• _TASK DETAILS_
Find each line holding "page" and copy it out.
↓↓↓
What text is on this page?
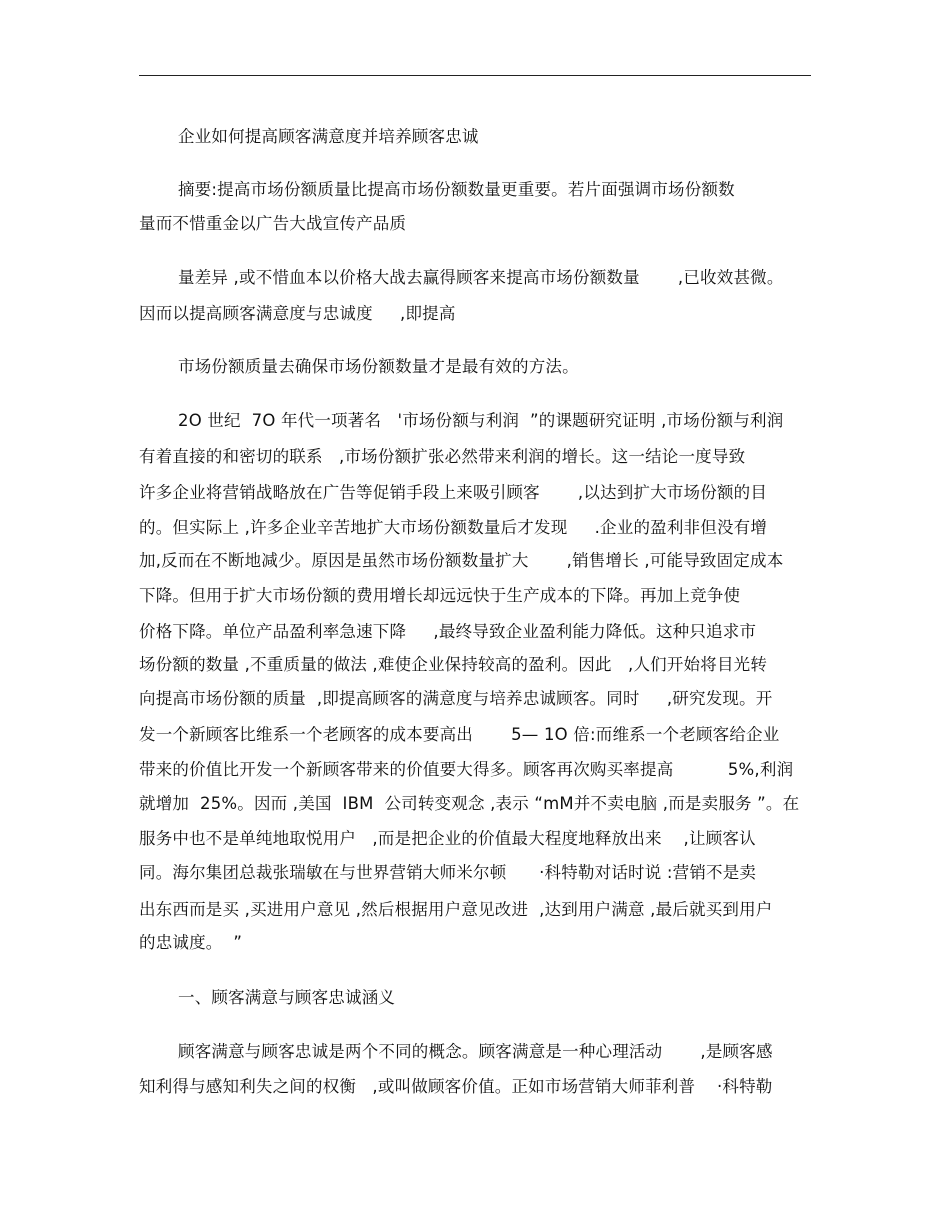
企业如何提高顾客满意度并培养顾客忠诚
摘要:提高市场份额质量比提高市场份额数量更重要。若片面强调市场份额数
量而不惜重金以广告大战宣传产品质
量差异 ,或不惜血本以价格大战去赢得顾客来提高市场份额数量       ,已收效甚微。
因而以提高顾客满意度与忠诚度     ,即提高
市场份额质量去确保市场份额数量才是最有效的方法。
2O 世纪  7O 年代一项著名   '市场份额与利润  ”的课题研究证明 ,市场份额与利润
有着直接的和密切的联系   ,市场份额扩张必然带来利润的增长。这一结论一度导致
许多企业将营销战略放在广告等促销手段上来吸引顾客       ,以达到扩大市场份额的目
的。但实际上 ,许多企业辛苦地扩大市场份额数量后才发现     .企业的盈利非但没有增
加,反而在不断地减少。原因是虽然市场份额数量扩大       ,销售增长 ,可能导致固定成本
下降。但用于扩大市场份额的费用增长却远远快于生产成本的下降。再加上竞争使
价格下降。单位产品盈利率急速下降     ,最终导致企业盈利能力降低。这种只追求市
场份额的数量 ,不重质量的做法 ,难使企业保持较高的盈利。因此   ,人们开始将目光转
向提高市场份额的质量  ,即提高顾客的满意度与培养忠诚顾客。同时     ,研究发现。开
发一个新顾客比维系一个老顾客的成本要高出       5— 1O 倍:而维系一个老顾客给企业
带来的价值比开发一个新顾客带来的价值要大得多。顾客再次购买率提高          5%,利润
就增加  25%。因而 ,美国  IBM  公司转变观念 ,表示 “mM并不卖电脑 ,而是卖服务 ”。在
服务中也不是单纯地取悦用户   ,而是把企业的价值最大程度地释放出来    ,让顾客认
同。海尔集团总裁张瑞敏在与世界营销大师米尔顿      ·科特勒对话时说 :营销不是卖
出东西而是买 ,买进用户意见 ,然后根据用户意见改进  ,达到用户满意 ,最后就买到用户
的忠诚度。  ”
一、顾客满意与顾客忠诚涵义
顾客满意与顾客忠诚是两个不同的概念。顾客满意是一种心理活动       ,是顾客感
知利得与感知利失之间的权衡   ,或叫做顾客价值。正如市场营销大师菲利普    ·科特勒
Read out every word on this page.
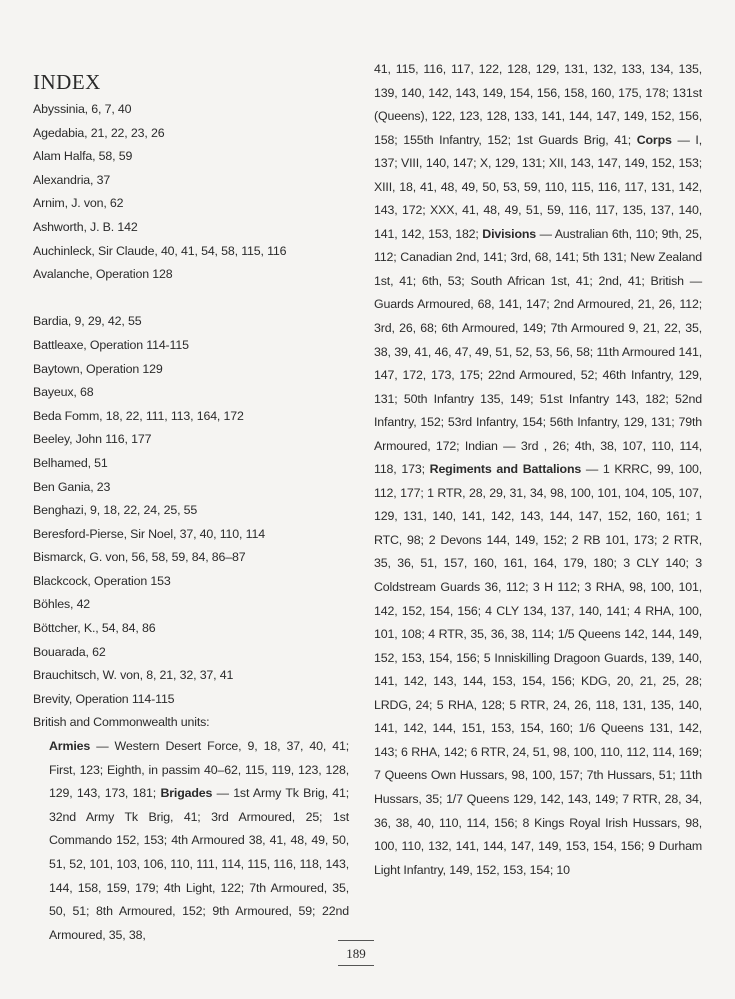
INDEX
Abyssinia, 6, 7, 40
Agedabia, 21, 22, 23, 26
Alam Halfa, 58, 59
Alexandria, 37
Arnim, J. von, 62
Ashworth, J. B. 142
Auchinleck, Sir Claude, 40, 41, 54, 58, 115, 116
Avalanche, Operation 128
Bardia, 9, 29, 42, 55
Battleaxe, Operation 114-115
Baytown, Operation 129
Bayeux, 68
Beda Fomm, 18, 22, 111, 113, 164, 172
Beeley, John 116, 177
Belhamed, 51
Ben Gania, 23
Benghazi, 9, 18, 22, 24, 25, 55
Beresford-Pierse, Sir Noel, 37, 40, 110, 114
Bismarck, G. von, 56, 58, 59, 84, 86–87
Blackcock, Operation 153
Böhles, 42
Böttcher, K., 54, 84, 86
Bouarada, 62
Brauchitsch, W. von, 8, 21, 32, 37, 41
Brevity, Operation 114-115
British and Commonwealth units:
Armies — Western Desert Force, 9, 18, 37, 40, 41; First, 123; Eighth, in passim 40–62, 115, 119, 123, 128, 129, 143, 173, 181; Brigades — 1st Army Tk Brig, 41; 32nd Army Tk Brig, 41; 3rd Armoured, 25; 1st Commando 152, 153; 4th Armoured 38, 41, 48, 49, 50, 51, 52, 101, 103, 106, 110, 111, 114, 115, 116, 118, 143, 144, 158, 159, 179; 4th Light, 122; 7th Armoured, 35, 50, 51; 8th Armoured, 152; 9th Armoured, 59; 22nd Armoured, 35, 38,
41, 115, 116, 117, 122, 128, 129, 131, 132, 133, 134, 135, 139, 140, 142, 143, 149, 154, 156, 158, 160, 175, 178; 131st (Queens), 122, 123, 128, 133, 141, 144, 147, 149, 152, 156, 158; 155th Infantry, 152; 1st Guards Brig, 41; Corps — I, 137; VIII, 140, 147; X, 129, 131; XII, 143, 147, 149, 152, 153; XIII, 18, 41, 48, 49, 50, 53, 59, 110, 115, 116, 117, 131, 142, 143, 172; XXX, 41, 48, 49, 51, 59, 116, 117, 135, 137, 140, 141, 142, 153, 182; Divisions — Australian 6th, 110; 9th, 25, 112; Canadian 2nd, 141; 3rd, 68, 141; 5th 131; New Zealand 1st, 41; 6th, 53; South African 1st, 41; 2nd, 41; British — Guards Armoured, 68, 141, 147; 2nd Armoured, 21, 26, 112; 3rd, 26, 68; 6th Armoured, 149; 7th Armoured 9, 21, 22, 35, 38, 39, 41, 46, 47, 49, 51, 52, 53, 56, 58; 11th Armoured 141, 147, 172, 173, 175; 22nd Armoured, 52; 46th Infantry, 129, 131; 50th Infantry 135, 149; 51st Infantry 143, 182; 52nd Infantry, 152; 53rd Infantry, 154; 56th Infantry, 129, 131; 79th Armoured, 172; Indian — 3rd , 26; 4th, 38, 107, 110, 114, 118, 173; Regiments and Battalions — 1 KRRC, 99, 100, 112, 177; 1 RTR, 28, 29, 31, 34, 98, 100, 101, 104, 105, 107, 129, 131, 140, 141, 142, 143, 144, 147, 152, 160, 161; 1 RTC, 98; 2 Devons 144, 149, 152; 2 RB 101, 173; 2 RTR, 35, 36, 51, 157, 160, 161, 164, 179, 180; 3 CLY 140; 3 Coldstream Guards 36, 112; 3 H 112; 3 RHA, 98, 100, 101, 142, 152, 154, 156; 4 CLY 134, 137, 140, 141; 4 RHA, 100, 101, 108; 4 RTR, 35, 36, 38, 114; 1/5 Queens 142, 144, 149, 152, 153, 154, 156; 5 Inniskilling Dragoon Guards, 139, 140, 141, 142, 143, 144, 153, 154, 156; KDG, 20, 21, 25, 28; LRDG, 24; 5 RHA, 128; 5 RTR, 24, 26, 118, 131, 135, 140, 141, 142, 144, 151, 153, 154, 160; 1/6 Queens 131, 142, 143; 6 RHA, 142; 6 RTR, 24, 51, 98, 100, 110, 112, 114, 169; 7 Queens Own Hussars, 98, 100, 157; 7th Hussars, 51; 11th Hussars, 35; 1/7 Queens 129, 142, 143, 149; 7 RTR, 28, 34, 36, 38, 40, 110, 114, 156; 8 Kings Royal Irish Hussars, 98, 100, 110, 132, 141, 144, 147, 149, 153, 154, 156; 9 Durham Light Infantry, 149, 152, 153, 154; 10
189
↑↑↑
• _WRITTEN ANSWER_
What text is on this page?
Read out every word on this page.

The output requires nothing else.